Below are some records: retype them all exactly, but not the pictures.
## Begin Source records
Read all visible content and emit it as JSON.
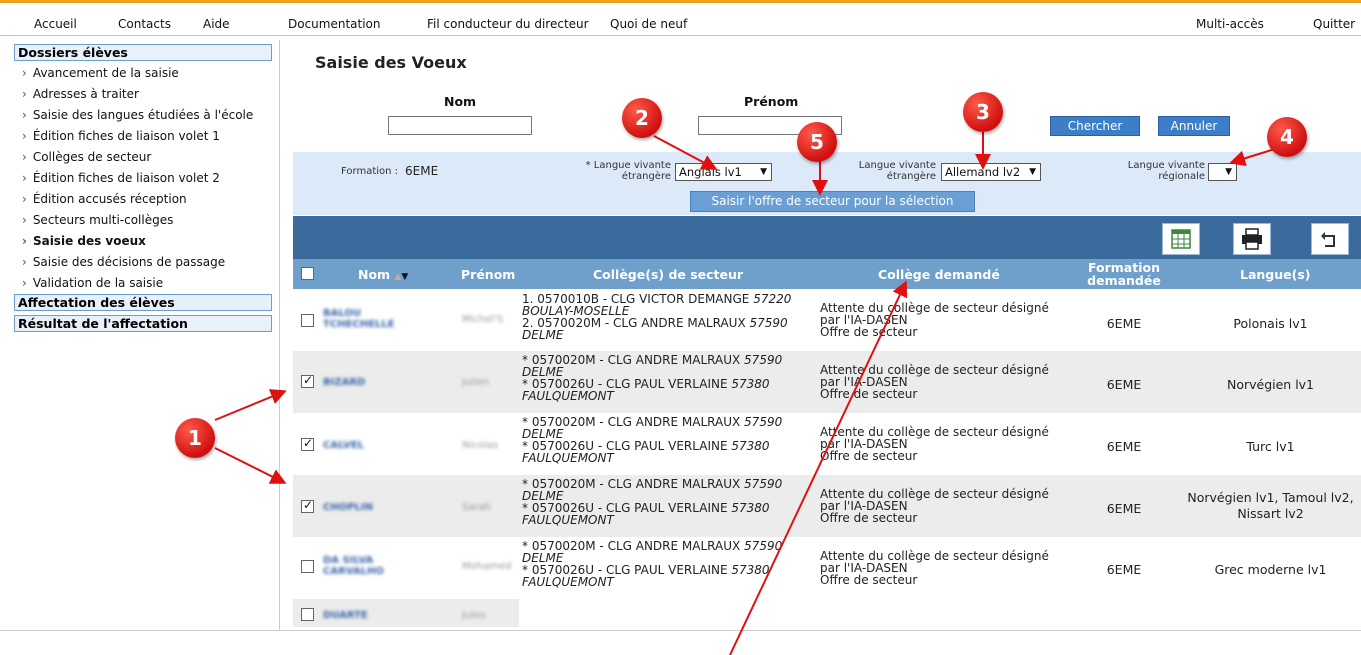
{
  "topnav": {
    "items": [
      "Accueil",
      "Contacts",
      "Aide",
      "Documentation",
      "Fil conducteur du directeur",
      "Quoi de neuf"
    ],
    "right": [
      "Multi-accès",
      "Quitter"
    ]
  },
  "sidebar": {
    "sections": [
      "Dossiers élèves",
      "Affectation des élèves",
      "Résultat de l'affectation"
    ],
    "items": [
      "Avancement de la saisie",
      "Adresses à traiter",
      "Saisie des langues étudiées à l'école",
      "Édition fiches de liaison volet 1",
      "Collèges de secteur",
      "Édition fiches de liaison volet 2",
      "Édition accusés réception",
      "Secteurs multi-collèges",
      "Saisie des voeux",
      "Saisie des décisions de passage",
      "Validation de la saisie"
    ]
  },
  "page": {
    "title": "Saisie des Voeux"
  },
  "search": {
    "nom_label": "Nom",
    "prenom_label": "Prénom",
    "nom_value": "",
    "prenom_value": "",
    "search_button": "Chercher",
    "cancel_button": "Annuler"
  },
  "filters": {
    "formation_label": "Formation :",
    "formation_value": "6EME",
    "lv_etr1_label_1": "* Langue vivante",
    "lv_etr1_label_2": "étrangère",
    "lv_etr1_value": "Anglais lv1",
    "lv_etr2_label_1": "Langue vivante",
    "lv_etr2_label_2": "étrangère",
    "lv_etr2_value": "Allemand lv2",
    "lv_reg_label_1": "Langue vivante",
    "lv_reg_label_2": "régionale",
    "lv_reg_value": "",
    "apply_button": "Saisir l'offre de secteur pour la sélection"
  },
  "table": {
    "headers": [
      "Nom",
      "Prénom",
      "Collège(s) de secteur",
      "Collège demandé",
      "Formation",
      "demandée",
      "Langue(s)"
    ],
    "rows": [
      {
        "nom1": "BALOU",
        "nom2": "TCHECHELLE",
        "prenom": "Michel'S",
        "checked": false,
        "c1a": "1. 0570010B - CLG VICTOR DEMANGE ",
        "c1b": "57220",
        "c2": "BOULAY-MOSELLE",
        "c3a": "2. 0570020M - CLG ANDRE MALRAUX ",
        "c3b": "57590",
        "c4": "DELME",
        "d1": "Attente du collège de secteur désigné",
        "d2": "par l'IA-DASEN",
        "d3": "Offre de secteur",
        "formation": "6EME",
        "lang1": "Polonais lv1",
        "lang2": ""
      },
      {
        "nom1": "BIZARD",
        "nom2": "",
        "prenom": "Julien",
        "checked": true,
        "c1a": "* 0570020M - CLG ANDRE MALRAUX ",
        "c1b": "57590",
        "c2": "DELME",
        "c3a": "* 0570026U - CLG PAUL VERLAINE ",
        "c3b": "57380",
        "c4": "FAULQUEMONT",
        "d1": "Attente du collège de secteur désigné",
        "d2": "par l'IA-DASEN",
        "d3": "Offre de secteur",
        "formation": "6EME",
        "lang1": "Norvégien lv1",
        "lang2": ""
      },
      {
        "nom1": "CALVEL",
        "nom2": "",
        "prenom": "Nicolas",
        "checked": true,
        "c1a": "* 0570020M - CLG ANDRE MALRAUX ",
        "c1b": "57590",
        "c2": "DELME",
        "c3a": "* 0570026U - CLG PAUL VERLAINE ",
        "c3b": "57380",
        "c4": "FAULQUEMONT",
        "d1": "Attente du collège de secteur désigné",
        "d2": "par l'IA-DASEN",
        "d3": "Offre de secteur",
        "formation": "6EME",
        "lang1": "Turc lv1",
        "lang2": ""
      },
      {
        "nom1": "CHOPLIN",
        "nom2": "",
        "prenom": "Sarah",
        "checked": true,
        "c1a": "* 0570020M - CLG ANDRE MALRAUX ",
        "c1b": "57590",
        "c2": "DELME",
        "c3a": "* 0570026U - CLG PAUL VERLAINE ",
        "c3b": "57380",
        "c4": "FAULQUEMONT",
        "d1": "Attente du collège de secteur désigné",
        "d2": "par l'IA-DASEN",
        "d3": "Offre de secteur",
        "formation": "6EME",
        "lang1": "Norvégien lv1, Tamoul lv2,",
        "lang2": "Nissart lv2"
      },
      {
        "nom1": "DA SILVA",
        "nom2": "CARVALHO",
        "prenom": "Mohamed",
        "checked": false,
        "c1a": "* 0570020M - CLG ANDRE MALRAUX ",
        "c1b": "57590",
        "c2": "DELME",
        "c3a": "* 0570026U - CLG PAUL VERLAINE ",
        "c3b": "57380",
        "c4": "FAULQUEMONT",
        "d1": "Attente du collège de secteur désigné",
        "d2": "par l'IA-DASEN",
        "d3": "Offre de secteur",
        "formation": "6EME",
        "lang1": "Grec moderne lv1",
        "lang2": ""
      },
      {
        "nom1": "DUARTE",
        "nom2": "",
        "prenom": "Jules",
        "checked": false
      }
    ]
  },
  "annotations": [
    "1",
    "2",
    "3",
    "4",
    "5"
  ],
  "colors": {
    "accent": "#f0a020",
    "header": "#6fa0cc",
    "toolbar": "#3b6a9c",
    "band": "#dbe9f8",
    "marker": "#e01010"
  }
}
## End Source records
Task answer –
Read all visible content and emit it as JSON.
{
  "topnav": {
    "items": [
      "Accueil",
      "Contacts",
      "Aide",
      "Documentation",
      "Fil conducteur du directeur",
      "Quoi de neuf"
    ],
    "right": [
      "Multi-accès",
      "Quitter"
    ]
  },
  "sidebar": {
    "sections": [
      "Dossiers élèves",
      "Affectation des élèves",
      "Résultat de l'affectation"
    ],
    "items": [
      "Avancement de la saisie",
      "Adresses à traiter",
      "Saisie des langues étudiées à l'école",
      "Édition fiches de liaison volet 1",
      "Collèges de secteur",
      "Édition fiches de liaison volet 2",
      "Édition accusés réception",
      "Secteurs multi-collèges",
      "Saisie des voeux",
      "Saisie des décisions de passage",
      "Validation de la saisie"
    ]
  },
  "page": {
    "title": "Saisie des Voeux"
  },
  "search": {
    "nom_label": "Nom",
    "prenom_label": "Prénom",
    "nom_value": "",
    "prenom_value": "",
    "search_button": "Chercher",
    "cancel_button": "Annuler"
  },
  "filters": {
    "formation_label": "Formation :",
    "formation_value": "6EME",
    "lv_etr1_label_1": "* Langue vivante",
    "lv_etr1_label_2": "étrangère",
    "lv_etr1_value": "Anglais lv1",
    "lv_etr2_label_1": "Langue vivante",
    "lv_etr2_label_2": "étrangère",
    "lv_etr2_value": "Allemand lv2",
    "lv_reg_label_1": "Langue vivante",
    "lv_reg_label_2": "régionale",
    "lv_reg_value": "",
    "apply_button": "Saisir l'offre de secteur pour la sélection"
  },
  "table": {
    "headers": [
      "Nom",
      "Prénom",
      "Collège(s) de secteur",
      "Collège demandé",
      "Formation",
      "demandée",
      "Langue(s)"
    ],
    "rows": [
      {
        "nom1": "BALOU",
        "nom2": "TCHECHELLE",
        "prenom": "Michel'S",
        "checked": false,
        "c1a": "1. 0570010B - CLG VICTOR DEMANGE ",
        "c1b": "57220",
        "c2": "BOULAY-MOSELLE",
        "c3a": "2. 0570020M - CLG ANDRE MALRAUX ",
        "c3b": "57590",
        "c4": "DELME",
        "d1": "Attente du collège de secteur désigné",
        "d2": "par l'IA-DASEN",
        "d3": "Offre de secteur",
        "formation": "6EME",
        "lang1": "Polonais lv1",
        "lang2": ""
      },
      {
        "nom1": "BIZARD",
        "nom2": "",
        "prenom": "Julien",
        "checked": true,
        "c1a": "* 0570020M - CLG ANDRE MALRAUX ",
        "c1b": "57590",
        "c2": "DELME",
        "c3a": "* 0570026U - CLG PAUL VERLAINE ",
        "c3b": "57380",
        "c4": "FAULQUEMONT",
        "d1": "Attente du collège de secteur désigné",
        "d2": "par l'IA-DASEN",
        "d3": "Offre de secteur",
        "formation": "6EME",
        "lang1": "Norvégien lv1",
        "lang2": ""
      },
      {
        "nom1": "CALVEL",
        "nom2": "",
        "prenom": "Nicolas",
        "checked": true,
        "c1a": "* 0570020M - CLG ANDRE MALRAUX ",
        "c1b": "57590",
        "c2": "DELME",
        "c3a": "* 0570026U - CLG PAUL VERLAINE ",
        "c3b": "57380",
        "c4": "FAULQUEMONT",
        "d1": "Attente du collège de secteur désigné",
        "d2": "par l'IA-DASEN",
        "d3": "Offre de secteur",
        "formation": "6EME",
        "lang1": "Turc lv1",
        "lang2": ""
      },
      {
        "nom1": "CHOPLIN",
        "nom2": "",
        "prenom": "Sarah",
        "checked": true,
        "c1a": "* 0570020M - CLG ANDRE MALRAUX ",
        "c1b": "57590",
        "c2": "DELME",
        "c3a": "* 0570026U - CLG PAUL VERLAINE ",
        "c3b": "57380",
        "c4": "FAULQUEMONT",
        "d1": "Attente du collège de secteur désigné",
        "d2": "par l'IA-DASEN",
        "d3": "Offre de secteur",
        "formation": "6EME",
        "lang1": "Norvégien lv1, Tamoul lv2,",
        "lang2": "Nissart lv2"
      },
      {
        "nom1": "DA SILVA",
        "nom2": "CARVALHO",
        "prenom": "Mohamed",
        "checked": false,
        "c1a": "* 0570020M - CLG ANDRE MALRAUX ",
        "c1b": "57590",
        "c2": "DELME",
        "c3a": "* 0570026U - CLG PAUL VERLAINE ",
        "c3b": "57380",
        "c4": "FAULQUEMONT",
        "d1": "Attente du collège de secteur désigné",
        "d2": "par l'IA-DASEN",
        "d3": "Offre de secteur",
        "formation": "6EME",
        "lang1": "Grec moderne lv1",
        "lang2": ""
      },
      {
        "nom1": "DUARTE",
        "nom2": "",
        "prenom": "Jules",
        "checked": false
      }
    ]
  },
  "annotations": [
    "1",
    "2",
    "3",
    "4",
    "5"
  ],
  "colors": {
    "accent": "#f0a020",
    "header": "#6fa0cc",
    "toolbar": "#3b6a9c",
    "band": "#dbe9f8",
    "marker": "#e01010"
  }
}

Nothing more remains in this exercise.